> [Work instructions] Exclude the pictures, then repeat the remaining data exactly.

[Dataset items]
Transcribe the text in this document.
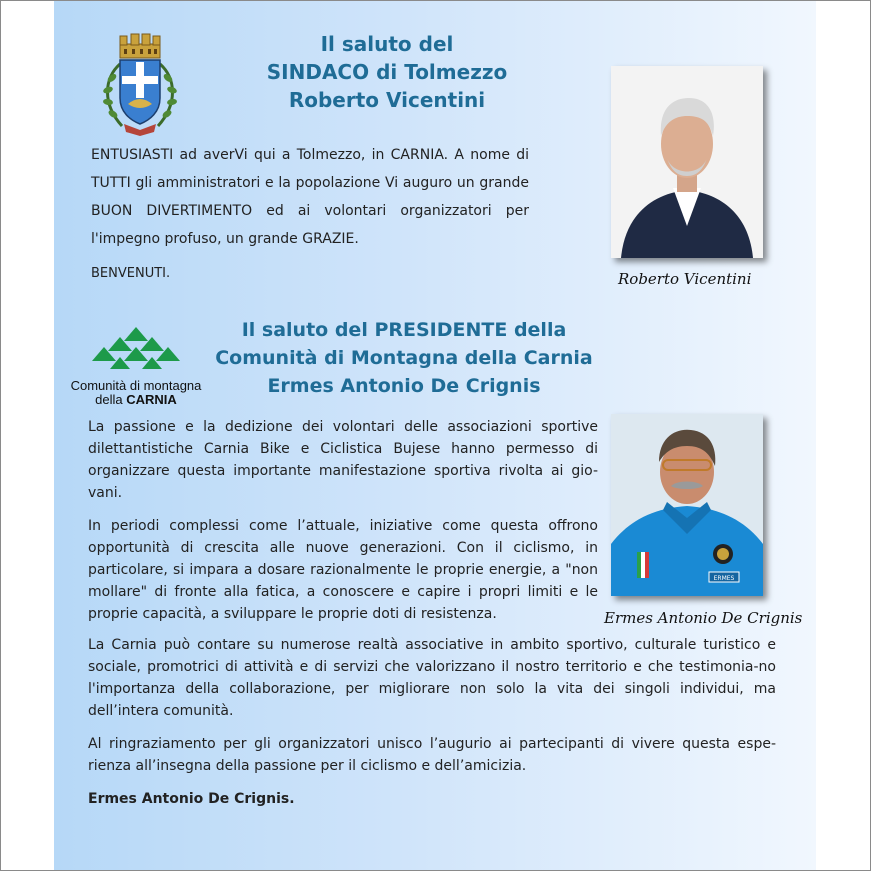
Il saluto del
SINDACO di Tolmezzo
Roberto Vicentini
ENTUSIASTI ad averVi qui a Tolmezzo, in CARNIA. A nome di TUTTI gli amministratori e la popolazione Vi auguro un grande BUON DIVERTIMENTO ed ai volontari organizzatori per l'impegno profuso, un grande GRAZIE.
BENVENUTI.	Roberto Vicentini
Comunità di montagna
della CARNIA
Il saluto del PRESIDENTE della
Comunità di Montagna della Carnia
Ermes Antonio De Crignis
La passione e la dedizione dei volontari delle associazioni sportive dilettantistiche Carnia Bike e Ciclistica Bujese hanno permesso di organizzare questa importante manifestazione sportiva rivolta ai gio-vani.
In periodi complessi come l’attuale, iniziative come questa offrono opportunità di crescita alle nuove generazioni. Con il ciclismo, in particolare, si impara a dosare razionalmente le proprie energie, a "non mollare" di fronte alla fatica, a conoscere e capire i propri limiti e le proprie capacità, a sviluppare le proprie doti di resistenza.
La Carnia può contare su numerose realtà associative in ambito sportivo, culturale turistico e sociale, promotrici di attività e di servizi che valorizzano il nostro territorio e che testimonia-no l'importanza della collaborazione, per migliorare non solo la vita dei singoli individui, ma dell’intera comunità.
Al ringraziamento per gli organizzatori unisco l’augurio ai partecipanti di vivere questa espe-rienza all’insegna della passione per il ciclismo e dell’amicizia.
Ermes Antonio De Crignis.
ERMES
Ermes Antonio De Crignis
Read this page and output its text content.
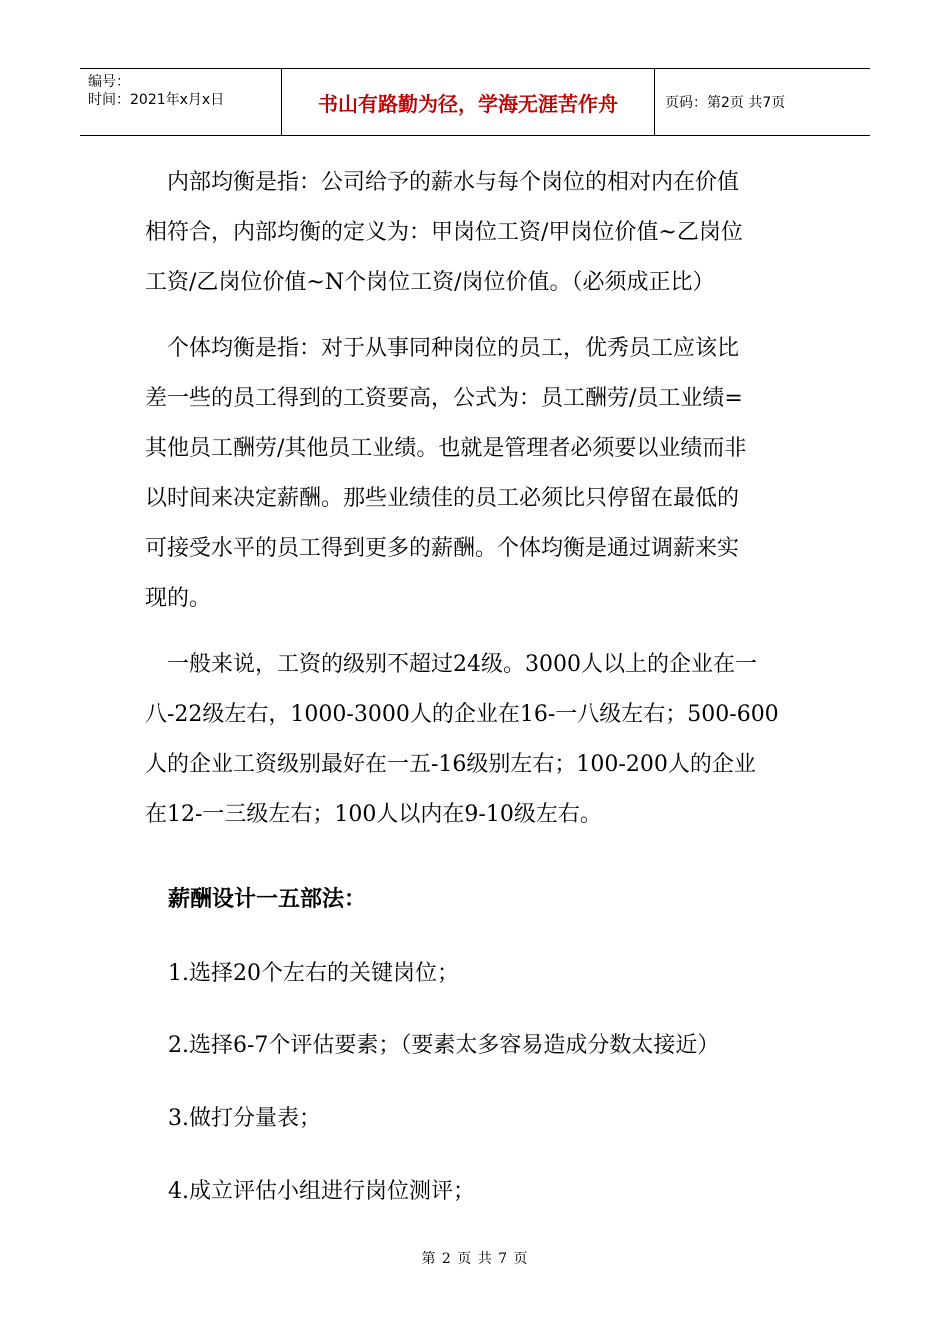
编号：
时间：2021年x月x日	书山有路勤为径，学海无涯苦作舟	页码：第2页 共7页
内部均衡是指：公司给予的薪水与每个岗位的相对内在价值
相符合，内部均衡的定义为：甲岗位工资/甲岗位价值~乙岗位
工资/乙岗位价值~N个岗位工资/岗位价值。（必须成正比）
个体均衡是指：对于从事同种岗位的员工，优秀员工应该比
差一些的员工得到的工资要高，公式为：员工酬劳/员工业绩=
其他员工酬劳/其他员工业绩。也就是管理者必须要以业绩而非
以时间来决定薪酬。那些业绩佳的员工必须比只停留在最低的
可接受水平的员工得到更多的薪酬。个体均衡是通过调薪来实
现的。
一般来说，工资的级别不超过24级。3000人以上的企业在一
八-22级左右，1000-3000人的企业在16-一八级左右；500-600
人的企业工资级别最好在一五-16级别左右；100-200人的企业
在12-一三级左右；100人以内在9-10级左右。
薪酬设计一五部法：
1.选择20个左右的关键岗位；
2.选择6-7个评估要素；（要素太多容易造成分数太接近）
3.做打分量表；
4.成立评估小组进行岗位测评；
第 2 页 共 7 页
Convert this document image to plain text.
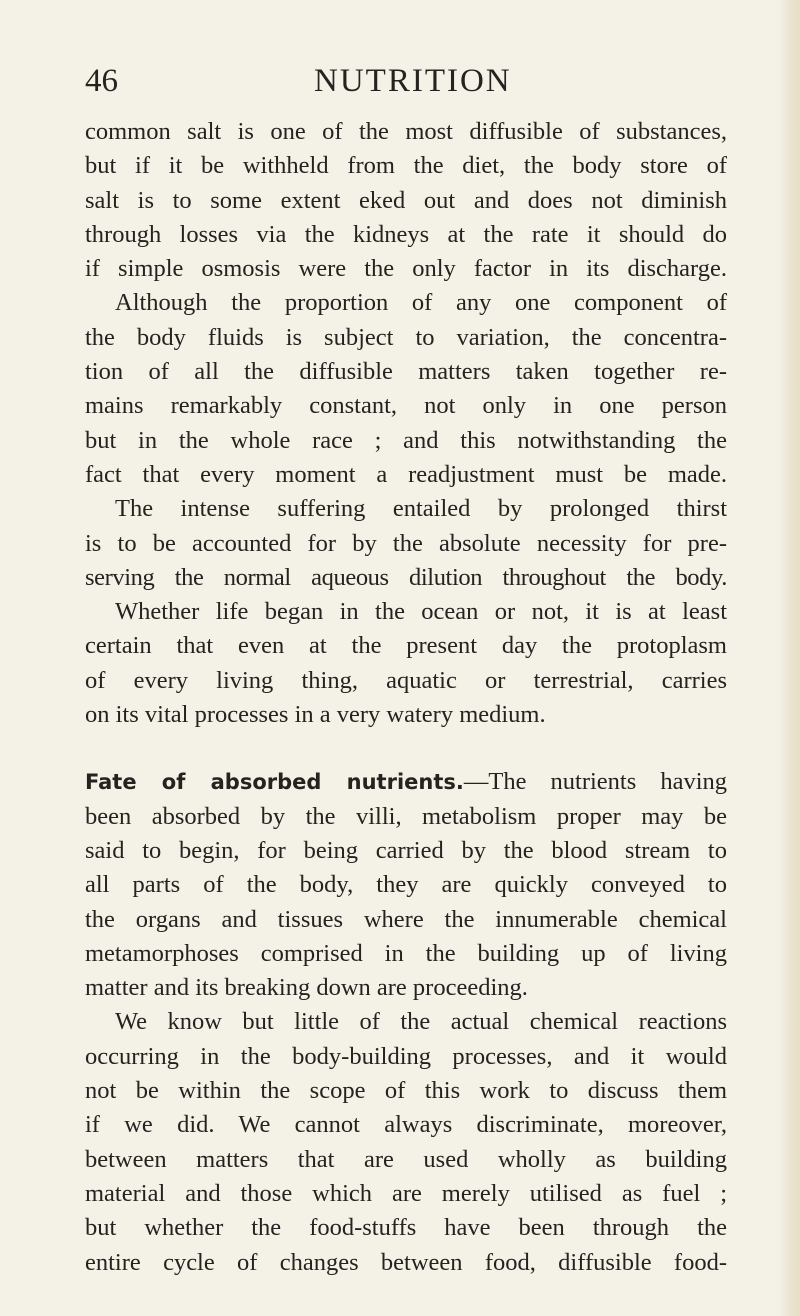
46	NUTRITION
common salt is one of the most diffusible of substances,
but if it be withheld from the diet, the body store of
salt is to some extent eked out and does not diminish
through losses via the kidneys at the rate it should do
if simple osmosis were the only factor in its discharge.
Although the proportion of any one component of
the body fluids is subject to variation, the concentra-
tion of all the diffusible matters taken together re-
mains remarkably constant, not only in one person
but in the whole race ; and this notwithstanding the
fact that every moment a readjustment must be made.
The intense suffering entailed by prolonged thirst
is to be accounted for by the absolute necessity for pre-
serving the normal aqueous dilution throughout the body.
Whether life began in the ocean or not, it is at least
certain that even at the present day the protoplasm
of every living thing, aquatic or terrestrial, carries
on its vital processes in a very watery medium.
Fate of absorbed nutrients.—The nutrients having
been absorbed by the villi, metabolism proper may be
said to begin, for being carried by the blood stream to
all parts of the body, they are quickly conveyed to
the organs and tissues where the innumerable chemical
metamorphoses comprised in the building up of living
matter and its breaking down are proceeding.
We know but little of the actual chemical reactions
occurring in the body-building processes, and it would
not be within the scope of this work to discuss them
if we did. We cannot always discriminate, moreover,
between matters that are used wholly as building
material and those which are merely utilised as fuel ;
but whether the food-stuffs have been through the
entire cycle of changes between food, diffusible food-
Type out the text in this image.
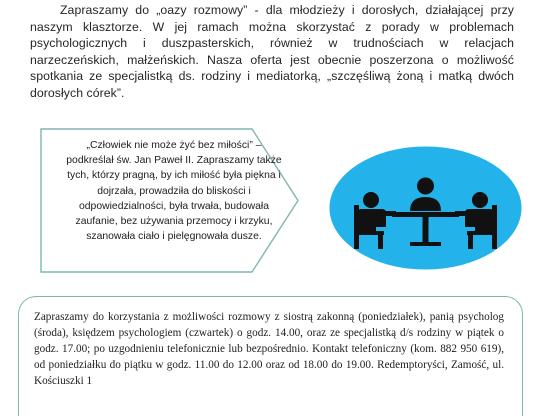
Zapraszamy do „oazy rozmowy” - dla młodzieży i dorosłych, działającej przy naszym klasztorze. W jej ramach można skorzystać z porady w problemach psychologicznych i duszpasterskich, również w trudnościach w relacjach narzeczeńskich, małżeńskich. Nasza oferta jest obecnie poszerzona o możliwość spotkania ze specjalistką ds. rodziny i mediatorką, „szczęśliwą żoną i matką dwóch dorosłych córek”.

„Człowiek nie może żyć bez miłości” – podkreślał św. Jan Paweł II. Zapraszamy także tych, którzy pragną, by ich miłość była piękna i dojrzała, prowadziła do bliskości i odpowiedzialności, była trwała, budowała zaufanie, bez używania przemocy i krzyku, szanowała ciało i pielęgnowała dusze.

Zapraszamy do korzystania z możliwości rozmowy z siostrą zakonną (poniedziałek), panią psycholog (środa), księdzem psychologiem (czwartek) o godz. 14.00, oraz ze specjalistką d/s rodziny w piątek o godz. 17.00; po uzgodnieniu telefonicznie lub bezpośrednio. Kontakt telefoniczny (kom. 882 950 619), od poniedziałku do piątku w godz. 11.00 do 12.00 oraz od 18.00 do 19.00. Redemptoryści, Zamość, ul. Kościuszki 1
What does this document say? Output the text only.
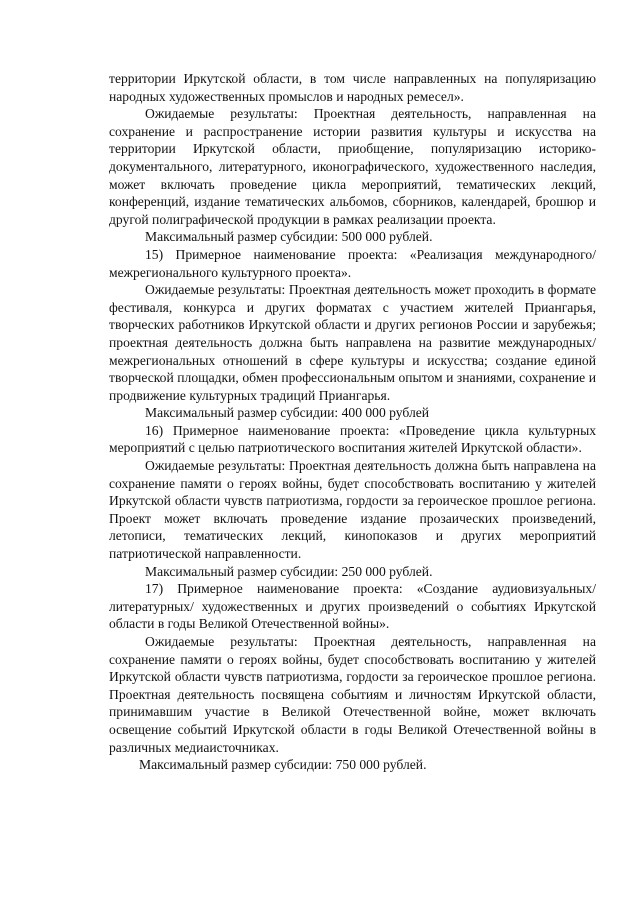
территории Иркутской области, в том числе направленных на популяризацию народных художественных промыслов и народных ремесел».

Ожидаемые результаты: Проектная деятельность, направленная на сохранение и распространение истории развития культуры и искусства на территории Иркутской области, приобщение, популяризацию историко-документального, литературного, иконографического, художественного наследия, может включать проведение цикла мероприятий, тематических лекций, конференций, издание тематических альбомов, сборников, календарей, брошюр и другой полиграфической продукции в рамках реализации проекта.

Максимальный размер субсидии: 500 000 рублей.

15) Примерное наименование проекта: «Реализация международного/межрегионального культурного проекта».

Ожидаемые результаты: Проектная деятельность может проходить в формате фестиваля, конкурса и других форматах с участием жителей Приангарья, творческих работников Иркутской области и других регионов России и зарубежья; проектная деятельность должна быть направлена на развитие международных/межрегиональных отношений в сфере культуры и искусства; создание единой творческой площадки, обмен профессиональным опытом и знаниями, сохранение и продвижение культурных традиций Приангарья.

Максимальный размер субсидии: 400 000 рублей

16) Примерное наименование проекта: «Проведение цикла культурных мероприятий с целью патриотического воспитания жителей Иркутской области».

Ожидаемые результаты: Проектная деятельность должна быть направлена на сохранение памяти о героях войны, будет способствовать воспитанию у жителей Иркутской области чувств патриотизма, гордости за героическое прошлое региона. Проект может включать проведение издание прозаических произведений, летописи, тематических лекций, кинопоказов и других мероприятий патриотической направленности.

Максимальный размер субсидии: 250 000 рублей.

17) Примерное наименование проекта: «Создание аудиовизуальных/ литературных/ художественных и других произведений о событиях Иркутской области в годы Великой Отечественной войны».

Ожидаемые результаты: Проектная деятельность, направленная на сохранение памяти о героях войны, будет способствовать воспитанию у жителей Иркутской области чувств патриотизма, гордости за героическое прошлое региона. Проектная деятельность посвящена событиям и личностям Иркутской области, принимавшим участие в Великой Отечественной войне, может включать освещение событий Иркутской области в годы Великой Отечественной войны в различных медиаисточниках.

Максимальный размер субсидии: 750 000 рублей.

> [Task solution]
Transcribe the text in this document.
Il saluto del
SINDACO di Tolmezzo
Roberto Vicentini
ENTUSIASTI ad averVi qui a Tolmezzo, in CARNIA. A nome di TUTTI gli amministratori e la popolazione Vi auguro un grande BUON DIVERTIMENTO ed ai volontari organizzatori per l'impegno profuso, un grande GRAZIE.
BENVENUTI.	Roberto Vicentini
Comunità di montagna
della CARNIA
Il saluto del PRESIDENTE della
Comunità di Montagna della Carnia
Ermes Antonio De Crignis
La passione e la dedizione dei volontari delle associazioni sportive dilettantistiche Carnia Bike e Ciclistica Bujese hanno permesso di organizzare questa importante manifestazione sportiva rivolta ai gio-vani.
In periodi complessi come l’attuale, iniziative come questa offrono opportunità di crescita alle nuove generazioni. Con il ciclismo, in particolare, si impara a dosare razionalmente le proprie energie, a "non mollare" di fronte alla fatica, a conoscere e capire i propri limiti e le proprie capacità, a sviluppare le proprie doti di resistenza.
La Carnia può contare su numerose realtà associative in ambito sportivo, culturale turistico e sociale, promotrici di attività e di servizi che valorizzano il nostro territorio e che testimonia-no l'importanza della collaborazione, per migliorare non solo la vita dei singoli individui, ma dell’intera comunità.
Al ringraziamento per gli organizzatori unisco l’augurio ai partecipanti di vivere questa espe-rienza all’insegna della passione per il ciclismo e dell’amicizia.
Ermes Antonio De Crignis.
ERMES
Ermes Antonio De Crignis
Read this page and output its text content.
编号：
时间：2021年x月x日	书山有路勤为径，学海无涯苦作舟	页码：第2页 共7页
内部均衡是指：公司给予的薪水与每个岗位的相对内在价值
相符合，内部均衡的定义为：甲岗位工资/甲岗位价值~乙岗位
工资/乙岗位价值~N个岗位工资/岗位价值。（必须成正比）
个体均衡是指：对于从事同种岗位的员工，优秀员工应该比
差一些的员工得到的工资要高，公式为：员工酬劳/员工业绩=
其他员工酬劳/其他员工业绩。也就是管理者必须要以业绩而非
以时间来决定薪酬。那些业绩佳的员工必须比只停留在最低的
可接受水平的员工得到更多的薪酬。个体均衡是通过调薪来实
现的。
一般来说，工资的级别不超过24级。3000人以上的企业在一
八-22级左右，1000-3000人的企业在16-一八级左右；500-600
人的企业工资级别最好在一五-16级别左右；100-200人的企业
在12-一三级左右；100人以内在9-10级左右。
薪酬设计一五部法：
1.选择20个左右的关键岗位；
2.选择6-7个评估要素；（要素太多容易造成分数太接近）
3.做打分量表；
4.成立评估小组进行岗位测评；
第 2 页 共 7 页
Convert this document image to plain text.
46	NUTRITION
common salt is one of the most diffusible of substances,
but if it be withheld from the diet, the body store of
salt is to some extent eked out and does not diminish
through losses via the kidneys at the rate it should do
if simple osmosis were the only factor in its discharge.
Although the proportion of any one component of
the body fluids is subject to variation, the concentra-
tion of all the diffusible matters taken together re-
mains remarkably constant, not only in one person
but in the whole race ; and this notwithstanding the
fact that every moment a readjustment must be made.
The intense suffering entailed by prolonged thirst
is to be accounted for by the absolute necessity for pre-
serving the normal aqueous dilution throughout the body.
Whether life began in the ocean or not, it is at least
certain that even at the present day the protoplasm
of every living thing, aquatic or terrestrial, carries
on its vital processes in a very watery medium.
Fate of absorbed nutrients.—The nutrients having
been absorbed by the villi, metabolism proper may be
said to begin, for being carried by the blood stream to
all parts of the body, they are quickly conveyed to
the organs and tissues where the innumerable chemical
metamorphoses comprised in the building up of living
matter and its breaking down are proceeding.
We know but little of the actual chemical reactions
occurring in the body-building processes, and it would
not be within the scope of this work to discuss them
if we did. We cannot always discriminate, moreover,
between matters that are used wholly as building
material and those which are merely utilised as fuel ;
but whether the food-stuffs have been through the
entire cycle of changes between food, diffusible food-
Type out the text in this image.
Zapraszamy do „oazy rozmowy” - dla młodzieży i dorosłych, działającej przy naszym klasztorze. W jej ramach można skorzystać z porady w problemach psychologicznych i duszpasterskich, również w trudnościach w relacjach narzeczeńskich, małżeńskich. Nasza oferta jest obecnie poszerzona o możliwość spotkania ze specjalistką ds. rodziny i mediatorką, „szczęśliwą żoną i matką dwóch dorosłych córek”.

„Człowiek nie może żyć bez miłości” – podkreślał św. Jan Paweł II. Zapraszamy także tych, którzy pragną, by ich miłość była piękna i dojrzała, prowadziła do bliskości i odpowiedzialności, była trwała, budowała zaufanie, bez używania przemocy i krzyku, szanowała ciało i pielęgnowała dusze.

Zapraszamy do korzystania z możliwości rozmowy z siostrą zakonną (poniedziałek), panią psycholog (środa), księdzem psychologiem (czwartek) o godz. 14.00, oraz ze specjalistką d/s rodziny w piątek o godz. 17.00; po uzgodnieniu telefonicznie lub bezpośrednio. Kontakt telefoniczny (kom. 882 950 619), od poniedziałku do piątku w godz. 11.00 do 12.00 oraz od 18.00 do 19.00. Redemptoryści, Zamość, ul. Kościuszki 1
What does this document say? Output the text only.
территории Иркутской области, в том числе направленных на популяризацию народных художественных промыслов и народных ремесел».

Ожидаемые результаты: Проектная деятельность, направленная на сохранение и распространение истории развития культуры и искусства на территории Иркутской области, приобщение, популяризацию историко-документального, литературного, иконографического, художественного наследия, может включать проведение цикла мероприятий, тематических лекций, конференций, издание тематических альбомов, сборников, календарей, брошюр и другой полиграфической продукции в рамках реализации проекта.

Максимальный размер субсидии: 500 000 рублей.

15) Примерное наименование проекта: «Реализация международного/межрегионального культурного проекта».

Ожидаемые результаты: Проектная деятельность может проходить в формате фестиваля, конкурса и других форматах с участием жителей Приангарья, творческих работников Иркутской области и других регионов России и зарубежья; проектная деятельность должна быть направлена на развитие международных/межрегиональных отношений в сфере культуры и искусства; создание единой творческой площадки, обмен профессиональным опытом и знаниями, сохранение и продвижение культурных традиций Приангарья.

Максимальный размер субсидии: 400 000 рублей

16) Примерное наименование проекта: «Проведение цикла культурных мероприятий с целью патриотического воспитания жителей Иркутской области».

Ожидаемые результаты: Проектная деятельность должна быть направлена на сохранение памяти о героях войны, будет способствовать воспитанию у жителей Иркутской области чувств патриотизма, гордости за героическое прошлое региона. Проект может включать проведение издание прозаических произведений, летописи, тематических лекций, кинопоказов и других мероприятий патриотической направленности.

Максимальный размер субсидии: 250 000 рублей.

17) Примерное наименование проекта: «Создание аудиовизуальных/ литературных/ художественных и других произведений о событиях Иркутской области в годы Великой Отечественной войны».

Ожидаемые результаты: Проектная деятельность, направленная на сохранение памяти о героях войны, будет способствовать воспитанию у жителей Иркутской области чувств патриотизма, гордости за героическое прошлое региона. Проектная деятельность посвящена событиям и личностям Иркутской области, принимавшим участие в Великой Отечественной войне, может включать освещение событий Иркутской области в годы Великой Отечественной войны в различных медиаисточниках.

Максимальный размер субсидии: 750 000 рублей.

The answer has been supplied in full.